▽

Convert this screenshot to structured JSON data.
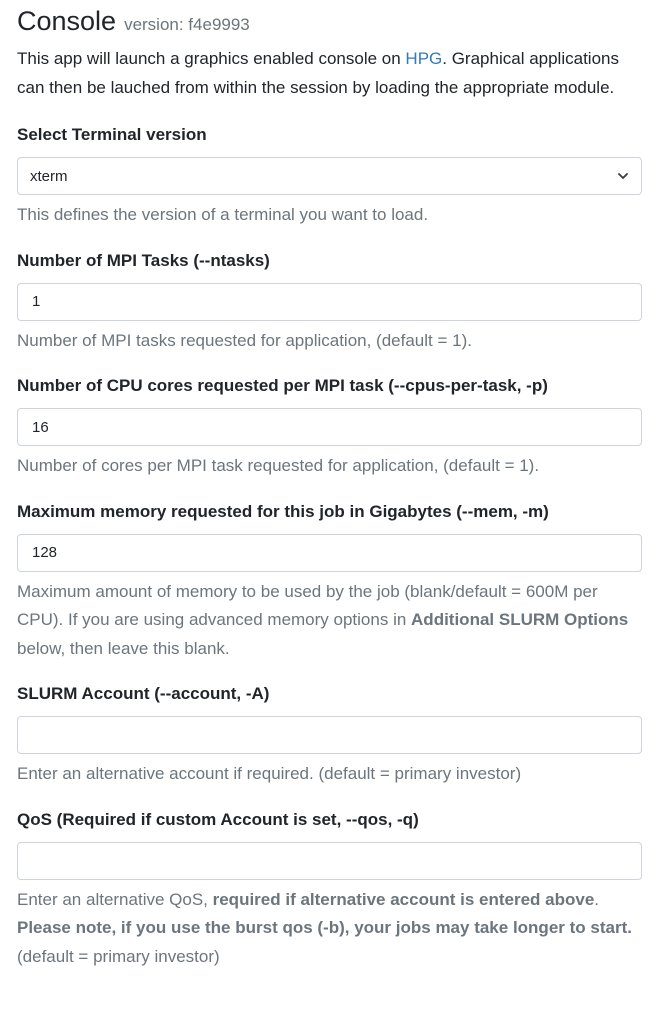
{
  "app": {
    "title": "Console",
    "version": "version: f4e9993",
    "intro_before": "This app will launch a graphics enabled console on ",
    "intro_link": "HPG",
    "intro_after": ". Graphical applications can then be lauched from within the session by loading the appropriate module."
  },
  "fields": {
    "terminal": {
      "label": "Select Terminal version",
      "value": "xterm",
      "help": "This defines the version of a terminal you want to load."
    },
    "ntasks": {
      "label": "Number of MPI Tasks (--ntasks)",
      "value": "1",
      "help": "Number of MPI tasks requested for application, (default = 1)."
    },
    "cpus": {
      "label": "Number of CPU cores requested per MPI task (--cpus-per-task, -p)",
      "value": "16",
      "help": "Number of cores per MPI task requested for application, (default = 1)."
    },
    "mem": {
      "label": "Maximum memory requested for this job in Gigabytes (--mem, -m)",
      "value": "128",
      "help_before": "Maximum amount of memory to be used by the job (blank/default = 600M per CPU). If you are using advanced memory options in ",
      "help_bold": "Additional SLURM Options",
      "help_after": " below, then leave this blank."
    },
    "account": {
      "label": "SLURM Account (--account, -A)",
      "value": "",
      "help": "Enter an alternative account if required. (default = primary investor)"
    },
    "qos": {
      "label": "QoS (Required if custom Account is set, --qos, -q)",
      "value": "",
      "help_before": "Enter an alternative QoS, ",
      "help_bold1": "required if alternative account is entered above",
      "help_mid": ". ",
      "help_bold2": "Please note, if you use the burst qos (-b), your jobs may take longer to start.",
      "help_after": " (default = primary investor)"
    }
  }
}
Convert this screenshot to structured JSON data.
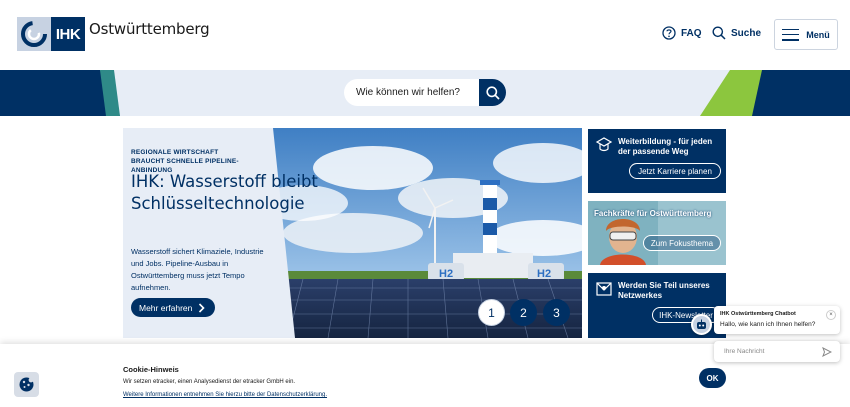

△

▸ **Objective**: The records above need to be restated word for word, with the pictures left out.

▸ **Solution below**:
Convert this screenshot to structured JSON data.
{
  "app": {
    "title": "Console",
    "version": "version: f4e9993",
    "intro_before": "This app will launch a graphics enabled console on ",
    "intro_link": "HPG",
    "intro_after": ". Graphical applications can then be lauched from within the session by loading the appropriate module."
  },
  "fields": {
    "terminal": {
      "label": "Select Terminal version",
      "value": "xterm",
      "help": "This defines the version of a terminal you want to load."
    },
    "ntasks": {
      "label": "Number of MPI Tasks (--ntasks)",
      "value": "1",
      "help": "Number of MPI tasks requested for application, (default = 1)."
    },
    "cpus": {
      "label": "Number of CPU cores requested per MPI task (--cpus-per-task, -p)",
      "value": "16",
      "help": "Number of cores per MPI task requested for application, (default = 1)."
    },
    "mem": {
      "label": "Maximum memory requested for this job in Gigabytes (--mem, -m)",
      "value": "128",
      "help_before": "Maximum amount of memory to be used by the job (blank/default = 600M per CPU). If you are using advanced memory options in ",
      "help_bold": "Additional SLURM Options",
      "help_after": " below, then leave this blank."
    },
    "account": {
      "label": "SLURM Account (--account, -A)",
      "value": "",
      "help": "Enter an alternative account if required. (default = primary investor)"
    },
    "qos": {
      "label": "QoS (Required if custom Account is set, --qos, -q)",
      "value": "",
      "help_before": "Enter an alternative QoS, ",
      "help_bold1": "required if alternative account is entered above",
      "help_mid": ". ",
      "help_bold2": "Please note, if you use the burst qos (-b), your jobs may take longer to start.",
      "help_after": " (default = primary investor)"
    }
  }
}
Convert this screenshot to structured JSON data.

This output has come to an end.